[Raw records]
[BEGIN]
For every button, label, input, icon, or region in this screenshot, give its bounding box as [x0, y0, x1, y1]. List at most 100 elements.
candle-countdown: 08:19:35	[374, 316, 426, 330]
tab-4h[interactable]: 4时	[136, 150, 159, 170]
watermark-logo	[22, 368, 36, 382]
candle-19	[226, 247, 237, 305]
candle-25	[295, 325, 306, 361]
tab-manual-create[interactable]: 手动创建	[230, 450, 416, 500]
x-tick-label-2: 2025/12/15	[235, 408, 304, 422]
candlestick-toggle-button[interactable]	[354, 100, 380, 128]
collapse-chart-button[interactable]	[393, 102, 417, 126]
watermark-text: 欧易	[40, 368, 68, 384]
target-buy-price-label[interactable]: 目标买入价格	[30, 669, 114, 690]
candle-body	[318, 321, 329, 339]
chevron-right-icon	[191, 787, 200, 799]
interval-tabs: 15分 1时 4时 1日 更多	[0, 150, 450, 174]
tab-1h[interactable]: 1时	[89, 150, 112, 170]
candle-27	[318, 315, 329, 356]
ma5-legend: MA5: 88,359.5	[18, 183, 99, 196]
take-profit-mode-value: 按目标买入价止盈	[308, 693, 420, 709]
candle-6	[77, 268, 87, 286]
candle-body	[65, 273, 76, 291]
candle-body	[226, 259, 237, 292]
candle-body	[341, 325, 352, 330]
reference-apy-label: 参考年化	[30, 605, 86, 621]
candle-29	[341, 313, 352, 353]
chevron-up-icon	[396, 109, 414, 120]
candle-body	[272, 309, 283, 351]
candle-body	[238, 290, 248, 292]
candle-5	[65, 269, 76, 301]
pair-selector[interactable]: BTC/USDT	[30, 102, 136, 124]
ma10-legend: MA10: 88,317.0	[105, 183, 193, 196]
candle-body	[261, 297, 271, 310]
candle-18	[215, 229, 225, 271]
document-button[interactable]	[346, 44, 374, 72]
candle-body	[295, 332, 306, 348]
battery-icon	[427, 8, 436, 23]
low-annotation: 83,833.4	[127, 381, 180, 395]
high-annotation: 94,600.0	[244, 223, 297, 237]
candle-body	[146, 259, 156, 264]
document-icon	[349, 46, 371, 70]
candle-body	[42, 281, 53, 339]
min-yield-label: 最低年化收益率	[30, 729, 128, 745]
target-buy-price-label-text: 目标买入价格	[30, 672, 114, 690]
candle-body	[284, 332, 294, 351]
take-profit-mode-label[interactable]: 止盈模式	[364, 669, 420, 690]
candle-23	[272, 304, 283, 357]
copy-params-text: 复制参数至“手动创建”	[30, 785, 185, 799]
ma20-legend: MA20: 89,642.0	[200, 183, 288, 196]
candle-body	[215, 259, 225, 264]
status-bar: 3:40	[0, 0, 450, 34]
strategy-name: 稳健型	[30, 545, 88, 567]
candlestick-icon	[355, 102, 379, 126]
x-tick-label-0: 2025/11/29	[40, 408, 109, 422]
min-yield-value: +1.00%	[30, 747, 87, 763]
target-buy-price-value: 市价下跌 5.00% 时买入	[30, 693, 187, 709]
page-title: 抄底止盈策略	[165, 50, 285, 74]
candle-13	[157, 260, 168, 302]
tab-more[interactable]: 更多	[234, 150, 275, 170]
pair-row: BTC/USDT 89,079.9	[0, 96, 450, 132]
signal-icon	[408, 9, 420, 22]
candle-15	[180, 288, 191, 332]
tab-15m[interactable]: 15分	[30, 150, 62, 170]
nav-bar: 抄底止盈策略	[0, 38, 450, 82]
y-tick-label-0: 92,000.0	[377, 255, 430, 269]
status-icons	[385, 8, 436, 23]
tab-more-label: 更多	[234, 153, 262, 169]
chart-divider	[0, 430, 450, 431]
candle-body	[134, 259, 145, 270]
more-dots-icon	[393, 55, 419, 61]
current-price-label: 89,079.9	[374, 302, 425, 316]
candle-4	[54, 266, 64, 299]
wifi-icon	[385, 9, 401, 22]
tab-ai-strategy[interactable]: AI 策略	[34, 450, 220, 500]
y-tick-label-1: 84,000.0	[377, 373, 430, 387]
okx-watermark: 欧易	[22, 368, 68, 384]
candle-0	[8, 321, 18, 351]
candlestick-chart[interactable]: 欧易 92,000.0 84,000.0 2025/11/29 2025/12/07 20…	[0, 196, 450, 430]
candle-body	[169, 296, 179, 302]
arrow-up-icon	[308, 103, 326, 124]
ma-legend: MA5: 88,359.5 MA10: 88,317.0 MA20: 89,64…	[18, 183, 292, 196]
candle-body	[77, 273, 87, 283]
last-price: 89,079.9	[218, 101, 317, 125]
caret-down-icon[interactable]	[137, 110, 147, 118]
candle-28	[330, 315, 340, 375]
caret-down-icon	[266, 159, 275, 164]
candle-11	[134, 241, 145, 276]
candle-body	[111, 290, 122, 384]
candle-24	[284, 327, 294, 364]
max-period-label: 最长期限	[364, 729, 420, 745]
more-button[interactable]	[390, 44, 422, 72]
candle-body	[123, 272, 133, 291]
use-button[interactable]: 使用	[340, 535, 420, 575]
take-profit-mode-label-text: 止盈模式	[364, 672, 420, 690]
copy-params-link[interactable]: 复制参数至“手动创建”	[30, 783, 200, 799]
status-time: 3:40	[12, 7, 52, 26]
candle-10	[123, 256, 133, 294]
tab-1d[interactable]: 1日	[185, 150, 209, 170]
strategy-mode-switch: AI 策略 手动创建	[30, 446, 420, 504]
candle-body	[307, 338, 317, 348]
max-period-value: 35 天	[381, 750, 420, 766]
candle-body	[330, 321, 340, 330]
[END]
STATED TASK
Find every line of the items above that contains the string "profit" and copy each one in full. Treat uppercase and lowercase letters as different.

PROBLEM SOLUTION
take-profit-mode-value: 按目标买入价止盈	[308, 693, 420, 709]
take-profit-mode-label[interactable]: 止盈模式	[364, 669, 420, 690]
take-profit-mode-label-text: 止盈模式	[364, 672, 420, 690]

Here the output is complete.